Below are the records; copy each line in them that holds the word "JSON".

* **Dataset rows**:
********************

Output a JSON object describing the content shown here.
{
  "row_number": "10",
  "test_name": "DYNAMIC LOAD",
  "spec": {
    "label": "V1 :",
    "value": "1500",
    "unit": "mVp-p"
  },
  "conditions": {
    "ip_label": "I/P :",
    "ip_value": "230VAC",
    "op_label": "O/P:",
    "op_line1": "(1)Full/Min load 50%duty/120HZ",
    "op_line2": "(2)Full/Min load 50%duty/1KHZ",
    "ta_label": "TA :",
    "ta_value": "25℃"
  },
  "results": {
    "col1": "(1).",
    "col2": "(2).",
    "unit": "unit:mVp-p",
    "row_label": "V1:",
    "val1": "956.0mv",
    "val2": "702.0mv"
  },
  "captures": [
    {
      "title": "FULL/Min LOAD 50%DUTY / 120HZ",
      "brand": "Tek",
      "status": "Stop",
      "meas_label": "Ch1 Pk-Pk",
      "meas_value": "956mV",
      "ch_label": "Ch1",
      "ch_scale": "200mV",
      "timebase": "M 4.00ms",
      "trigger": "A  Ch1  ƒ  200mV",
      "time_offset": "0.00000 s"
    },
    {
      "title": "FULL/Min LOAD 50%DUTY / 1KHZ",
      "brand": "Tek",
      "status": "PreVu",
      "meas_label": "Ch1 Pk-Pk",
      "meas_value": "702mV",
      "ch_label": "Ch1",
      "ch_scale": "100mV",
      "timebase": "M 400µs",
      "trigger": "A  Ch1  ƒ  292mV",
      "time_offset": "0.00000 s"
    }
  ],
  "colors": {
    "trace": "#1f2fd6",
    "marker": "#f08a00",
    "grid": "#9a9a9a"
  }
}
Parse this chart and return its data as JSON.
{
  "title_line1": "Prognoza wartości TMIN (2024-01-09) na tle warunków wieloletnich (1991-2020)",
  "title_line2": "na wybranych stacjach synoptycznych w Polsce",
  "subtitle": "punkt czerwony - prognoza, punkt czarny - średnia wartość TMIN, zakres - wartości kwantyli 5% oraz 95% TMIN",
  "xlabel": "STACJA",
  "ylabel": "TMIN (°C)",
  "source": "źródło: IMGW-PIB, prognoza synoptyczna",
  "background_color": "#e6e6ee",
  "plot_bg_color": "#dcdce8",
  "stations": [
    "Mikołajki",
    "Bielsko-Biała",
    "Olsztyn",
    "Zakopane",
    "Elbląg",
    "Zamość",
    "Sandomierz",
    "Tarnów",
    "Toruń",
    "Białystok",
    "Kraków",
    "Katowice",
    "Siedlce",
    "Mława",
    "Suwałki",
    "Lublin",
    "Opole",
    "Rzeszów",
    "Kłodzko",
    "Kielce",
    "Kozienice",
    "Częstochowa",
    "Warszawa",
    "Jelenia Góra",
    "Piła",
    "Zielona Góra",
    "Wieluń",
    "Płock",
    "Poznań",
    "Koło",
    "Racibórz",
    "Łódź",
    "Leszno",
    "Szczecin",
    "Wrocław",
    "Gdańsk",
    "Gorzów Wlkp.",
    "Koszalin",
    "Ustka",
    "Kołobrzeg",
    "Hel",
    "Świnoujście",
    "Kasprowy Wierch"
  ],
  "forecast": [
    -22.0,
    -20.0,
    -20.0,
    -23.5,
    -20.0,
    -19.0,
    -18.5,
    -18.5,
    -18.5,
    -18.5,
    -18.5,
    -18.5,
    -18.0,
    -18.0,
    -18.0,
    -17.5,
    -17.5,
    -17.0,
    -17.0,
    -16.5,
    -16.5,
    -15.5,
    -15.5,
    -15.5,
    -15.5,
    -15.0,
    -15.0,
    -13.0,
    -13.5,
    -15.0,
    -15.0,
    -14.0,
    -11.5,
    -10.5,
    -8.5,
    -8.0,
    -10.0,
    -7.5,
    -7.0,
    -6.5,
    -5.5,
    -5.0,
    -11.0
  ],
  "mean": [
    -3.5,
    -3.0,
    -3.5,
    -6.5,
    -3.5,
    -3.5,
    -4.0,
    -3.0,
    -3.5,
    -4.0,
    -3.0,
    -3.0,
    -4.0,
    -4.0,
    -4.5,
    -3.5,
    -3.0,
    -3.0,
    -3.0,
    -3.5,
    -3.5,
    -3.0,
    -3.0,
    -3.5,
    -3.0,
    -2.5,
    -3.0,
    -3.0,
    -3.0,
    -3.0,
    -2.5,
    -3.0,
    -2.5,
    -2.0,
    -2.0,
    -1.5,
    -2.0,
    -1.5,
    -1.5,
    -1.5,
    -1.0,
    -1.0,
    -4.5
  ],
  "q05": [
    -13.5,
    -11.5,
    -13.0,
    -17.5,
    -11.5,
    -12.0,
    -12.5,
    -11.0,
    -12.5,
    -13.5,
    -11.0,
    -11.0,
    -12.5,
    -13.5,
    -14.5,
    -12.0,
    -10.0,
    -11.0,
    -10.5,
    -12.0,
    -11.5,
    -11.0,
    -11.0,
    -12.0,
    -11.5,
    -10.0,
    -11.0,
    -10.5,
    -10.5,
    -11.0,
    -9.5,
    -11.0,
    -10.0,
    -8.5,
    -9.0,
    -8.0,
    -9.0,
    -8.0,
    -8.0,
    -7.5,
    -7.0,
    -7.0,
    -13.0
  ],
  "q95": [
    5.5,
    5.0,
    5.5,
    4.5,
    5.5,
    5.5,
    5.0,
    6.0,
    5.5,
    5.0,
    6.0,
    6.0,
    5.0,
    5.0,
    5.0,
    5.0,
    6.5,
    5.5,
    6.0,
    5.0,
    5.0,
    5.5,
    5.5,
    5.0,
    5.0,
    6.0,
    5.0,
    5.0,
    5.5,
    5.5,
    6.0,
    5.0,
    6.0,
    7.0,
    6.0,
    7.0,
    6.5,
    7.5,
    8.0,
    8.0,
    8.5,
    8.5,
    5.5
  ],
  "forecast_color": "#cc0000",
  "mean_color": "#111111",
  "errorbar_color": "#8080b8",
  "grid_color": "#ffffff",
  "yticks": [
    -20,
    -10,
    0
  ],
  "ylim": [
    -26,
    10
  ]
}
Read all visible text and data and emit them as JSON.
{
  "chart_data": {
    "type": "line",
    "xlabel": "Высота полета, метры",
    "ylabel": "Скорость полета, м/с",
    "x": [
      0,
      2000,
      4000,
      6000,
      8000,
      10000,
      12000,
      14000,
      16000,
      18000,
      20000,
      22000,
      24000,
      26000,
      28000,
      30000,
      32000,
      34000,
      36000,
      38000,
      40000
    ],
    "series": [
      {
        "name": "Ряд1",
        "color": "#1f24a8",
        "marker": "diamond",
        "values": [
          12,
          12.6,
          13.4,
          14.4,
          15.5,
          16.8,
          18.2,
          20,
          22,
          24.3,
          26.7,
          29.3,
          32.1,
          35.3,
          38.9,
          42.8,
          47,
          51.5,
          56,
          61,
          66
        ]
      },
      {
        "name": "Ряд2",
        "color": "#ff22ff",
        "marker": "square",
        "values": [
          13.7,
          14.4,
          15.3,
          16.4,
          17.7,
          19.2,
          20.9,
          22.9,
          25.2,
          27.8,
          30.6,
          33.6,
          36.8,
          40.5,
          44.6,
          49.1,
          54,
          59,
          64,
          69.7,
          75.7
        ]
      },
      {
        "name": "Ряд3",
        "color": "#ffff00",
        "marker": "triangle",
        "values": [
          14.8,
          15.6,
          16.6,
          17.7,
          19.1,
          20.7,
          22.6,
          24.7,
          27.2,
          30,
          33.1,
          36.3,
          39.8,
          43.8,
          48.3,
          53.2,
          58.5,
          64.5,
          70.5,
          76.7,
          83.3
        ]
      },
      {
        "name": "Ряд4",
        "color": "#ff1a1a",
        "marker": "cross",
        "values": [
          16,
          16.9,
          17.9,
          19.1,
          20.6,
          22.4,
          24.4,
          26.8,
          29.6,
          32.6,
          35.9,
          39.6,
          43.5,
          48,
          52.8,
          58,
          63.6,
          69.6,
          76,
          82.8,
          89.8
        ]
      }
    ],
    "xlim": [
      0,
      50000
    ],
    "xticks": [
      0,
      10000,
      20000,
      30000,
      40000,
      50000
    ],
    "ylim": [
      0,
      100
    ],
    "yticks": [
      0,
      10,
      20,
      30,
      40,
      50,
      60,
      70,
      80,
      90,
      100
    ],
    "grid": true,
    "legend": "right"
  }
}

********************

* **Response**:
Output a JSON object describing the content shown here.
Parse this chart and return its data as JSON.
Read all visible text and data and emit them as JSON.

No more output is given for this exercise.